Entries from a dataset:
= = = =

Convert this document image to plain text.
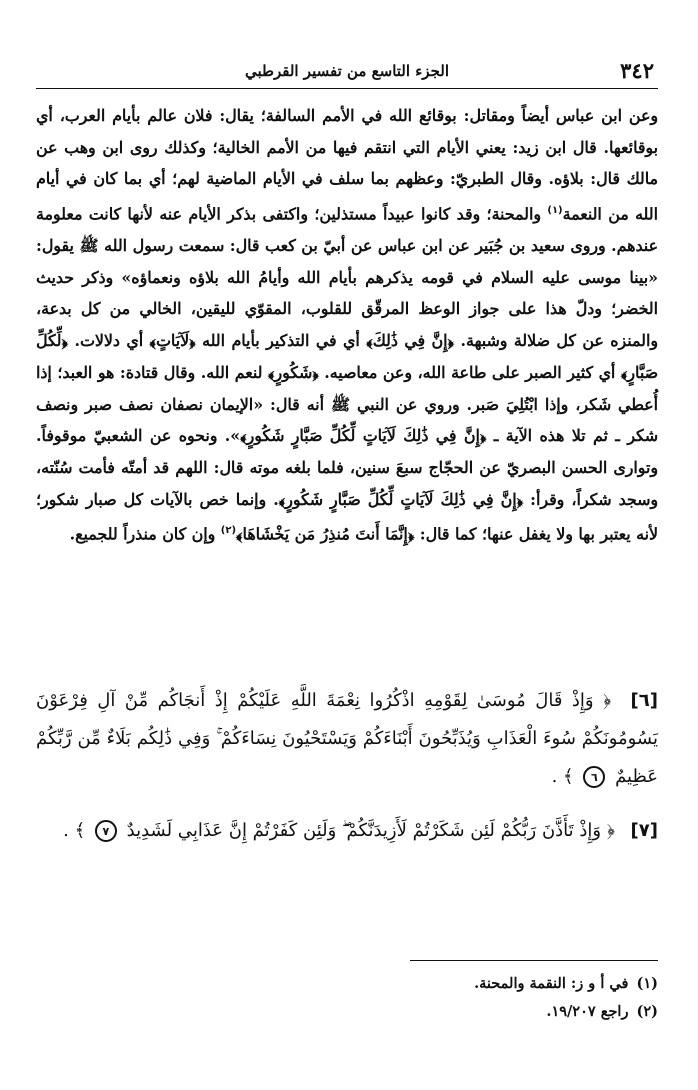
٣٤٢
الجزء التاسع من تفسير القرطبي

وعن ابن عباس أيضاً ومقاتل: بوقائع الله في الأمم السالفة؛ يقال: فلان عالم بأيام العرب، أي بوقائعها. قال ابن زيد: يعني الأيام التي انتقم فيها من الأمم الخالية؛ وكذلك روى ابن وهب عن مالك قال: بلاؤه. وقال الطبريّ: وعظهم بما سلف في الأيام الماضية لهم؛ أي بما كان في أيام الله من النعمة$^{(١)}$ والمحنة؛ وقد كانوا عبيداً مستذلين؛ واكتفى بذكر الأيام عنه لأنها كانت معلومة عندهم. وروى سعيد بن جُبَير عن ابن عباس عن أبيّ بن كعب قال: سمعت رسول الله ﷺ يقول: «بينا موسى عليه السلام في قومه يذكرهم بأيام الله وأيامُ الله بلاؤه ونعماؤه» وذكر حديث الخضر؛ ودلّ هذا على جواز الوعظ المرقّق للقلوب، المقوّي لليقين، الخالي من كل بدعة، والمنزه عن كل ضلالة وشبهة. ﴿إِنَّ فِي ذَٰلِكَ﴾ أي في التذكير بأيام الله ﴿لَآيَاتٍ﴾ أي دلالات. ﴿لِّكُلِّ صَبَّارٍ﴾ أي كثير الصبر على طاعة الله، وعن معاصيه. ﴿شَكُورٍ﴾ لنعم الله. وقال قتادة: هو العبد؛ إذا أُعطي شَكر، وإذا ابْتُلِيَ صَبر. وروي عن النبي ﷺ أنه قال: «الإيمان نصفان نصف صبر ونصف شكر ـ ثم تلا هذه الآية ـ ﴿إِنَّ فِي ذَٰلِكَ لَآيَاتٍ لِّكُلِّ صَبَّارٍ شَكُورٍ﴾». ونحوه عن الشعبيّ موقوفاً. وتوارى الحسن البصريّ عن الحجّاج سبعَ سنين، فلما بلغه موته قال: اللهم قد أمتّه فأمت سُنّته، وسجد شكراً، وقرأ: ﴿إِنَّ فِي ذَٰلِكَ لَآيَاتٍ لِّكُلِّ صَبَّارٍ شَكُورٍ﴾. وإنما خص بالآيات كل صبار شكور؛ لأنه يعتبر بها ولا يغفل عنها؛ كما قال: ﴿إِنَّمَا أَنتَ مُنذِرُ مَن يَخْشَاهَا﴾$^{(٢)}$ وإن كان منذراً للجميع.

[٦] ﴿ وَإِذْ قَالَ مُوسَىٰ لِقَوْمِهِ اذْكُرُوا نِعْمَةَ اللَّهِ عَلَيْكُمْ إِذْ أَنجَاكُم مِّنْ آلِ فِرْعَوْنَ يَسُومُونَكُمْ سُوءَ الْعَذَابِ وَيُذَبِّحُونَ أَبْنَاءَكُمْ وَيَسْتَحْيُونَ نِسَاءَكُمْ ۚ وَفِي ذَٰلِكُم بَلَاءٌ مِّن رَّبِّكُمْ عَظِيمٌ ٦ ﴾ .
[٧] ﴿ وَإِذْ تَأَذَّنَ رَبُّكُمْ لَئِن شَكَرْتُمْ لَأَزِيدَنَّكُمْ ۖ وَلَئِن كَفَرْتُمْ إِنَّ عَذَابِي لَشَدِيدٌ ٧ ﴾ .
(١)في أ و ز: النقمة والمحنة.
(٢)راجع ١٩/٢٠٧.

= = = =

__Work to do__
Quote every line word for word and keep the images out of the copy.

__Response__
Convert this document image to plain text.
٣٤٢
الجزء التاسع من تفسير القرطبي

وعن ابن عباس أيضاً ومقاتل: بوقائع الله في الأمم السالفة؛ يقال: فلان عالم بأيام العرب، أي بوقائعها. قال ابن زيد: يعني الأيام التي انتقم فيها من الأمم الخالية؛ وكذلك روى ابن وهب عن مالك قال: بلاؤه. وقال الطبريّ: وعظهم بما سلف في الأيام الماضية لهم؛ أي بما كان في أيام الله من النعمة$^{(١)}$ والمحنة؛ وقد كانوا عبيداً مستذلين؛ واكتفى بذكر الأيام عنه لأنها كانت معلومة عندهم. وروى سعيد بن جُبَير عن ابن عباس عن أبيّ بن كعب قال: سمعت رسول الله ﷺ يقول: «بينا موسى عليه السلام في قومه يذكرهم بأيام الله وأيامُ الله بلاؤه ونعماؤه» وذكر حديث الخضر؛ ودلّ هذا على جواز الوعظ المرقّق للقلوب، المقوّي لليقين، الخالي من كل بدعة، والمنزه عن كل ضلالة وشبهة. ﴿إِنَّ فِي ذَٰلِكَ﴾ أي في التذكير بأيام الله ﴿لَآيَاتٍ﴾ أي دلالات. ﴿لِّكُلِّ صَبَّارٍ﴾ أي كثير الصبر على طاعة الله، وعن معاصيه. ﴿شَكُورٍ﴾ لنعم الله. وقال قتادة: هو العبد؛ إذا أُعطي شَكر، وإذا ابْتُلِيَ صَبر. وروي عن النبي ﷺ أنه قال: «الإيمان نصفان نصف صبر ونصف شكر ـ ثم تلا هذه الآية ـ ﴿إِنَّ فِي ذَٰلِكَ لَآيَاتٍ لِّكُلِّ صَبَّارٍ شَكُورٍ﴾». ونحوه عن الشعبيّ موقوفاً. وتوارى الحسن البصريّ عن الحجّاج سبعَ سنين، فلما بلغه موته قال: اللهم قد أمتّه فأمت سُنّته، وسجد شكراً، وقرأ: ﴿إِنَّ فِي ذَٰلِكَ لَآيَاتٍ لِّكُلِّ صَبَّارٍ شَكُورٍ﴾. وإنما خص بالآيات كل صبار شكور؛ لأنه يعتبر بها ولا يغفل عنها؛ كما قال: ﴿إِنَّمَا أَنتَ مُنذِرُ مَن يَخْشَاهَا﴾$^{(٢)}$ وإن كان منذراً للجميع.

[٦] ﴿ وَإِذْ قَالَ مُوسَىٰ لِقَوْمِهِ اذْكُرُوا نِعْمَةَ اللَّهِ عَلَيْكُمْ إِذْ أَنجَاكُم مِّنْ آلِ فِرْعَوْنَ يَسُومُونَكُمْ سُوءَ الْعَذَابِ وَيُذَبِّحُونَ أَبْنَاءَكُمْ وَيَسْتَحْيُونَ نِسَاءَكُمْ ۚ وَفِي ذَٰلِكُم بَلَاءٌ مِّن رَّبِّكُمْ عَظِيمٌ ٦ ﴾ .
[٧] ﴿ وَإِذْ تَأَذَّنَ رَبُّكُمْ لَئِن شَكَرْتُمْ لَأَزِيدَنَّكُمْ ۖ وَلَئِن كَفَرْتُمْ إِنَّ عَذَابِي لَشَدِيدٌ ٧ ﴾ .
(١)في أ و ز: النقمة والمحنة.
(٢)راجع ١٩/٢٠٧.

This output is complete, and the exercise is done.